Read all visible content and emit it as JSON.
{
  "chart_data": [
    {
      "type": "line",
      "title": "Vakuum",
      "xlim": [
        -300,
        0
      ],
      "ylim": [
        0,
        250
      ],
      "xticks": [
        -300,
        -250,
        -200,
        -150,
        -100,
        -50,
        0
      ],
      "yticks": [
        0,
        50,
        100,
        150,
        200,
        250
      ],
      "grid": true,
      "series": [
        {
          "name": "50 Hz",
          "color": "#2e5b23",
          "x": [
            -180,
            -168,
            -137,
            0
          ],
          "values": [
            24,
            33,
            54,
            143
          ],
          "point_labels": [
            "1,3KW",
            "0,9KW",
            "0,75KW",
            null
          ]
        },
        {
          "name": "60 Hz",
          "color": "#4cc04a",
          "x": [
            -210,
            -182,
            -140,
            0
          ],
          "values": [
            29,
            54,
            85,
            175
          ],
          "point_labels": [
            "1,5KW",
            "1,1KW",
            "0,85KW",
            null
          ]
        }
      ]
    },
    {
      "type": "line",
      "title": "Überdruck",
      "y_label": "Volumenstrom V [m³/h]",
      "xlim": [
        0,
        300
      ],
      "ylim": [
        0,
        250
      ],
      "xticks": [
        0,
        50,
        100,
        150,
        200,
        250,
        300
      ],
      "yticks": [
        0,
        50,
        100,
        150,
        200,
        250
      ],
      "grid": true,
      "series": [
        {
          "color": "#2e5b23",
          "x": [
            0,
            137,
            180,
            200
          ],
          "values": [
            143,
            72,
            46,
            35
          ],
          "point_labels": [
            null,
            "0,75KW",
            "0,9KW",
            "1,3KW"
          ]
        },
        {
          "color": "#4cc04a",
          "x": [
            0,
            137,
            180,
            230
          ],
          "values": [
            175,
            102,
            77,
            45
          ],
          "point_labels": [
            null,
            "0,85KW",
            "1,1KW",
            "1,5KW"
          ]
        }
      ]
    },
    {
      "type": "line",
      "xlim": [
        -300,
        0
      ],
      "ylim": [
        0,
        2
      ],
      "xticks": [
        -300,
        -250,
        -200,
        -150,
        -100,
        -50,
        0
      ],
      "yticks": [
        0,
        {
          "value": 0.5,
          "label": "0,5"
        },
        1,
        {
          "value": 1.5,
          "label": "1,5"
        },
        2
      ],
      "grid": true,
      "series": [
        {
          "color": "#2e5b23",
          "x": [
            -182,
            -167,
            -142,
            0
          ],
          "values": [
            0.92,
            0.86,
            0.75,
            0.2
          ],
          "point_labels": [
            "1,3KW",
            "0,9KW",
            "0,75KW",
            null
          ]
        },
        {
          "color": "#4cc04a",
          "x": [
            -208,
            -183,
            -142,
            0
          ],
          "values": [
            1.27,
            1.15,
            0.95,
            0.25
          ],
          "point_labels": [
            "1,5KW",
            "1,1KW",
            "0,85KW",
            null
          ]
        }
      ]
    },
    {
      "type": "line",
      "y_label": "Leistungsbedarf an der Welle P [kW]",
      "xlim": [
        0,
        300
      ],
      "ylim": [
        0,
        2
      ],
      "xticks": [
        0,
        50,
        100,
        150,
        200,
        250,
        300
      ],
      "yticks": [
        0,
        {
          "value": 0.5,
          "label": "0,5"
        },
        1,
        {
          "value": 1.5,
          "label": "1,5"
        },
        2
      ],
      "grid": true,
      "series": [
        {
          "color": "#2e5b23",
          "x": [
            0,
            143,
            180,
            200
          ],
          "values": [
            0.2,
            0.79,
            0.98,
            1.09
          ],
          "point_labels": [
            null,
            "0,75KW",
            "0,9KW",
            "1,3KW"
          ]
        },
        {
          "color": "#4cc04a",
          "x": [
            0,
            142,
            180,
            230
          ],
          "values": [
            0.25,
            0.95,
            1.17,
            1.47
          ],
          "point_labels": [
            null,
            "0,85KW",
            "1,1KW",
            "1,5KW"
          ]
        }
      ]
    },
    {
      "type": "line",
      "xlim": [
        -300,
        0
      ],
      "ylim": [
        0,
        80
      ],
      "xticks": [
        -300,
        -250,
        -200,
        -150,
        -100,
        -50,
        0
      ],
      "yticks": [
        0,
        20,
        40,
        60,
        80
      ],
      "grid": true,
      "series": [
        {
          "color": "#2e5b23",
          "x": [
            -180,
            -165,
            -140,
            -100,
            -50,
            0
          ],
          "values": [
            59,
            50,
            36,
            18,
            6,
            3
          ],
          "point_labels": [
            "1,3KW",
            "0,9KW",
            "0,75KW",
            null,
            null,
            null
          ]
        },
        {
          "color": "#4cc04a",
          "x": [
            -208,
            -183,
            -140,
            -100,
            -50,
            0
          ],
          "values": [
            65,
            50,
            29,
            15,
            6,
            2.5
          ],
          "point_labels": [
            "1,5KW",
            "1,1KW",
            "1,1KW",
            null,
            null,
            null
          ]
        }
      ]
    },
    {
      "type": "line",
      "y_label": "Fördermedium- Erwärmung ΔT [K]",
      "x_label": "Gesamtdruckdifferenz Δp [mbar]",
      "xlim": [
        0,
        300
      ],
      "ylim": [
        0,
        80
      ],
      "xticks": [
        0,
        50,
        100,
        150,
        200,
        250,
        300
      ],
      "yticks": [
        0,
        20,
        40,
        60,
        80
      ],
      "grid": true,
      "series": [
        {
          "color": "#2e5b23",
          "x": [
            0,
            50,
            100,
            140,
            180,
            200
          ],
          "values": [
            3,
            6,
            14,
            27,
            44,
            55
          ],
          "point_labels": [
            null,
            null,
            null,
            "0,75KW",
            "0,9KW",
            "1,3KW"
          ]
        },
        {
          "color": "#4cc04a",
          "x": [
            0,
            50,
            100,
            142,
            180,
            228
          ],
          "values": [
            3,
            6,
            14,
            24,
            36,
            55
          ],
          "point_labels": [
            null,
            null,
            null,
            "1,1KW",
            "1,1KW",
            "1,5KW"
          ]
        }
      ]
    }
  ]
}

#### Goal
Word for word, write out the data.

#### Problem solution
Read all visible content and emit it as JSON.
{
  "chart_data": [
    {
      "type": "line",
      "title": "Vakuum",
      "xlim": [
        -300,
        0
      ],
      "ylim": [
        0,
        250
      ],
      "xticks": [
        -300,
        -250,
        -200,
        -150,
        -100,
        -50,
        0
      ],
      "yticks": [
        0,
        50,
        100,
        150,
        200,
        250
      ],
      "grid": true,
      "series": [
        {
          "name": "50 Hz",
          "color": "#2e5b23",
          "x": [
            -180,
            -168,
            -137,
            0
          ],
          "values": [
            24,
            33,
            54,
            143
          ],
          "point_labels": [
            "1,3KW",
            "0,9KW",
            "0,75KW",
            null
          ]
        },
        {
          "name": "60 Hz",
          "color": "#4cc04a",
          "x": [
            -210,
            -182,
            -140,
            0
          ],
          "values": [
            29,
            54,
            85,
            175
          ],
          "point_labels": [
            "1,5KW",
            "1,1KW",
            "0,85KW",
            null
          ]
        }
      ]
    },
    {
      "type": "line",
      "title": "Überdruck",
      "y_label": "Volumenstrom V [m³/h]",
      "xlim": [
        0,
        300
      ],
      "ylim": [
        0,
        250
      ],
      "xticks": [
        0,
        50,
        100,
        150,
        200,
        250,
        300
      ],
      "yticks": [
        0,
        50,
        100,
        150,
        200,
        250
      ],
      "grid": true,
      "series": [
        {
          "color": "#2e5b23",
          "x": [
            0,
            137,
            180,
            200
          ],
          "values": [
            143,
            72,
            46,
            35
          ],
          "point_labels": [
            null,
            "0,75KW",
            "0,9KW",
            "1,3KW"
          ]
        },
        {
          "color": "#4cc04a",
          "x": [
            0,
            137,
            180,
            230
          ],
          "values": [
            175,
            102,
            77,
            45
          ],
          "point_labels": [
            null,
            "0,85KW",
            "1,1KW",
            "1,5KW"
          ]
        }
      ]
    },
    {
      "type": "line",
      "xlim": [
        -300,
        0
      ],
      "ylim": [
        0,
        2
      ],
      "xticks": [
        -300,
        -250,
        -200,
        -150,
        -100,
        -50,
        0
      ],
      "yticks": [
        0,
        {
          "value": 0.5,
          "label": "0,5"
        },
        1,
        {
          "value": 1.5,
          "label": "1,5"
        },
        2
      ],
      "grid": true,
      "series": [
        {
          "color": "#2e5b23",
          "x": [
            -182,
            -167,
            -142,
            0
          ],
          "values": [
            0.92,
            0.86,
            0.75,
            0.2
          ],
          "point_labels": [
            "1,3KW",
            "0,9KW",
            "0,75KW",
            null
          ]
        },
        {
          "color": "#4cc04a",
          "x": [
            -208,
            -183,
            -142,
            0
          ],
          "values": [
            1.27,
            1.15,
            0.95,
            0.25
          ],
          "point_labels": [
            "1,5KW",
            "1,1KW",
            "0,85KW",
            null
          ]
        }
      ]
    },
    {
      "type": "line",
      "y_label": "Leistungsbedarf an der Welle P [kW]",
      "xlim": [
        0,
        300
      ],
      "ylim": [
        0,
        2
      ],
      "xticks": [
        0,
        50,
        100,
        150,
        200,
        250,
        300
      ],
      "yticks": [
        0,
        {
          "value": 0.5,
          "label": "0,5"
        },
        1,
        {
          "value": 1.5,
          "label": "1,5"
        },
        2
      ],
      "grid": true,
      "series": [
        {
          "color": "#2e5b23",
          "x": [
            0,
            143,
            180,
            200
          ],
          "values": [
            0.2,
            0.79,
            0.98,
            1.09
          ],
          "point_labels": [
            null,
            "0,75KW",
            "0,9KW",
            "1,3KW"
          ]
        },
        {
          "color": "#4cc04a",
          "x": [
            0,
            142,
            180,
            230
          ],
          "values": [
            0.25,
            0.95,
            1.17,
            1.47
          ],
          "point_labels": [
            null,
            "0,85KW",
            "1,1KW",
            "1,5KW"
          ]
        }
      ]
    },
    {
      "type": "line",
      "xlim": [
        -300,
        0
      ],
      "ylim": [
        0,
        80
      ],
      "xticks": [
        -300,
        -250,
        -200,
        -150,
        -100,
        -50,
        0
      ],
      "yticks": [
        0,
        20,
        40,
        60,
        80
      ],
      "grid": true,
      "series": [
        {
          "color": "#2e5b23",
          "x": [
            -180,
            -165,
            -140,
            -100,
            -50,
            0
          ],
          "values": [
            59,
            50,
            36,
            18,
            6,
            3
          ],
          "point_labels": [
            "1,3KW",
            "0,9KW",
            "0,75KW",
            null,
            null,
            null
          ]
        },
        {
          "color": "#4cc04a",
          "x": [
            -208,
            -183,
            -140,
            -100,
            -50,
            0
          ],
          "values": [
            65,
            50,
            29,
            15,
            6,
            2.5
          ],
          "point_labels": [
            "1,5KW",
            "1,1KW",
            "1,1KW",
            null,
            null,
            null
          ]
        }
      ]
    },
    {
      "type": "line",
      "y_label": "Fördermedium- Erwärmung ΔT [K]",
      "x_label": "Gesamtdruckdifferenz Δp [mbar]",
      "xlim": [
        0,
        300
      ],
      "ylim": [
        0,
        80
      ],
      "xticks": [
        0,
        50,
        100,
        150,
        200,
        250,
        300
      ],
      "yticks": [
        0,
        20,
        40,
        60,
        80
      ],
      "grid": true,
      "series": [
        {
          "color": "#2e5b23",
          "x": [
            0,
            50,
            100,
            140,
            180,
            200
          ],
          "values": [
            3,
            6,
            14,
            27,
            44,
            55
          ],
          "point_labels": [
            null,
            null,
            null,
            "0,75KW",
            "0,9KW",
            "1,3KW"
          ]
        },
        {
          "color": "#4cc04a",
          "x": [
            0,
            50,
            100,
            142,
            180,
            228
          ],
          "values": [
            3,
            6,
            14,
            24,
            36,
            55
          ],
          "point_labels": [
            null,
            null,
            null,
            "1,1KW",
            "1,1KW",
            "1,5KW"
          ]
        }
      ]
    }
  ]
}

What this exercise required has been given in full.